- [Exercise aim]: Reproduce all the entries exactly.

- [Entries provided]:
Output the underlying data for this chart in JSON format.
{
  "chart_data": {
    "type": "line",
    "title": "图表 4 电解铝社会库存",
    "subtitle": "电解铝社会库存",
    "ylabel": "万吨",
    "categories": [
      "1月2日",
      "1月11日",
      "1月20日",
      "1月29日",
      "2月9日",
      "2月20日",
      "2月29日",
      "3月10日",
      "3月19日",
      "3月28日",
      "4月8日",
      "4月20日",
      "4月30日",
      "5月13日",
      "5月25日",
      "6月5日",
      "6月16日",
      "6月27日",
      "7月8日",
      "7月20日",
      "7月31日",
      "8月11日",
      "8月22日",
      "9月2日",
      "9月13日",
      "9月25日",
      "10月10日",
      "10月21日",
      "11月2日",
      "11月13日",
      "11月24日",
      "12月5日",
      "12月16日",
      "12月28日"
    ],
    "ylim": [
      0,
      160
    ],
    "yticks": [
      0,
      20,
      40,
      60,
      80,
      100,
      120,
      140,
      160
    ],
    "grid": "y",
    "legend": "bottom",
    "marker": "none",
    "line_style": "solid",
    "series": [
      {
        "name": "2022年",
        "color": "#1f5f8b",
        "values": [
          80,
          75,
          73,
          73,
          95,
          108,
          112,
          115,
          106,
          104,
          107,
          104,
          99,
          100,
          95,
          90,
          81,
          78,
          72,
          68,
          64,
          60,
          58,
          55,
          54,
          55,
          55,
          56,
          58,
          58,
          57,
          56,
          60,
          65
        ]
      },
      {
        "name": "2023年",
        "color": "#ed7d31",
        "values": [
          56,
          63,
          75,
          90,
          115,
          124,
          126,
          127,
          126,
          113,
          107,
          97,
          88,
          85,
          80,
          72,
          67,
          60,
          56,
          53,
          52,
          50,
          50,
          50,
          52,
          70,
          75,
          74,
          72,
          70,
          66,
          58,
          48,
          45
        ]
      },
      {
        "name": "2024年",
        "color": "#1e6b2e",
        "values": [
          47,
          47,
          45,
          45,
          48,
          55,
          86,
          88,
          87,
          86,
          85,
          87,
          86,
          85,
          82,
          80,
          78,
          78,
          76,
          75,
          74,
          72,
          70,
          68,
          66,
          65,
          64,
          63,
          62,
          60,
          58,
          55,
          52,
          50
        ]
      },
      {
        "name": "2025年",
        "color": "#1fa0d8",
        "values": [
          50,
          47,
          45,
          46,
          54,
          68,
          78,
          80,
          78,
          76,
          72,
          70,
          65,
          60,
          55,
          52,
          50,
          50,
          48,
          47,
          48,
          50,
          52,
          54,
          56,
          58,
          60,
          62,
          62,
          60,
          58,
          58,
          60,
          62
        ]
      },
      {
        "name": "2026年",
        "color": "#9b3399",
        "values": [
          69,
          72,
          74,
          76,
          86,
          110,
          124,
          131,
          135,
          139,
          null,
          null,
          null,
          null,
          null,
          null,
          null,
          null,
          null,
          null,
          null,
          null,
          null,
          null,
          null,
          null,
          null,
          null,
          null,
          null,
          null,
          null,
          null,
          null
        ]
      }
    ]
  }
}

- [Result of this exercise]:
Output the underlying data for this chart in JSON format.
{
  "chart_data": {
    "type": "line",
    "title": "图表 4 电解铝社会库存",
    "subtitle": "电解铝社会库存",
    "ylabel": "万吨",
    "categories": [
      "1月2日",
      "1月11日",
      "1月20日",
      "1月29日",
      "2月9日",
      "2月20日",
      "2月29日",
      "3月10日",
      "3月19日",
      "3月28日",
      "4月8日",
      "4月20日",
      "4月30日",
      "5月13日",
      "5月25日",
      "6月5日",
      "6月16日",
      "6月27日",
      "7月8日",
      "7月20日",
      "7月31日",
      "8月11日",
      "8月22日",
      "9月2日",
      "9月13日",
      "9月25日",
      "10月10日",
      "10月21日",
      "11月2日",
      "11月13日",
      "11月24日",
      "12月5日",
      "12月16日",
      "12月28日"
    ],
    "ylim": [
      0,
      160
    ],
    "yticks": [
      0,
      20,
      40,
      60,
      80,
      100,
      120,
      140,
      160
    ],
    "grid": "y",
    "legend": "bottom",
    "marker": "none",
    "line_style": "solid",
    "series": [
      {
        "name": "2022年",
        "color": "#1f5f8b",
        "values": [
          80,
          75,
          73,
          73,
          95,
          108,
          112,
          115,
          106,
          104,
          107,
          104,
          99,
          100,
          95,
          90,
          81,
          78,
          72,
          68,
          64,
          60,
          58,
          55,
          54,
          55,
          55,
          56,
          58,
          58,
          57,
          56,
          60,
          65
        ]
      },
      {
        "name": "2023年",
        "color": "#ed7d31",
        "values": [
          56,
          63,
          75,
          90,
          115,
          124,
          126,
          127,
          126,
          113,
          107,
          97,
          88,
          85,
          80,
          72,
          67,
          60,
          56,
          53,
          52,
          50,
          50,
          50,
          52,
          70,
          75,
          74,
          72,
          70,
          66,
          58,
          48,
          45
        ]
      },
      {
        "name": "2024年",
        "color": "#1e6b2e",
        "values": [
          47,
          47,
          45,
          45,
          48,
          55,
          86,
          88,
          87,
          86,
          85,
          87,
          86,
          85,
          82,
          80,
          78,
          78,
          76,
          75,
          74,
          72,
          70,
          68,
          66,
          65,
          64,
          63,
          62,
          60,
          58,
          55,
          52,
          50
        ]
      },
      {
        "name": "2025年",
        "color": "#1fa0d8",
        "values": [
          50,
          47,
          45,
          46,
          54,
          68,
          78,
          80,
          78,
          76,
          72,
          70,
          65,
          60,
          55,
          52,
          50,
          50,
          48,
          47,
          48,
          50,
          52,
          54,
          56,
          58,
          60,
          62,
          62,
          60,
          58,
          58,
          60,
          62
        ]
      },
      {
        "name": "2026年",
        "color": "#9b3399",
        "values": [
          69,
          72,
          74,
          76,
          86,
          110,
          124,
          131,
          135,
          139,
          null,
          null,
          null,
          null,
          null,
          null,
          null,
          null,
          null,
          null,
          null,
          null,
          null,
          null,
          null,
          null,
          null,
          null,
          null,
          null,
          null,
          null,
          null,
          null
        ]
      }
    ]
  }
}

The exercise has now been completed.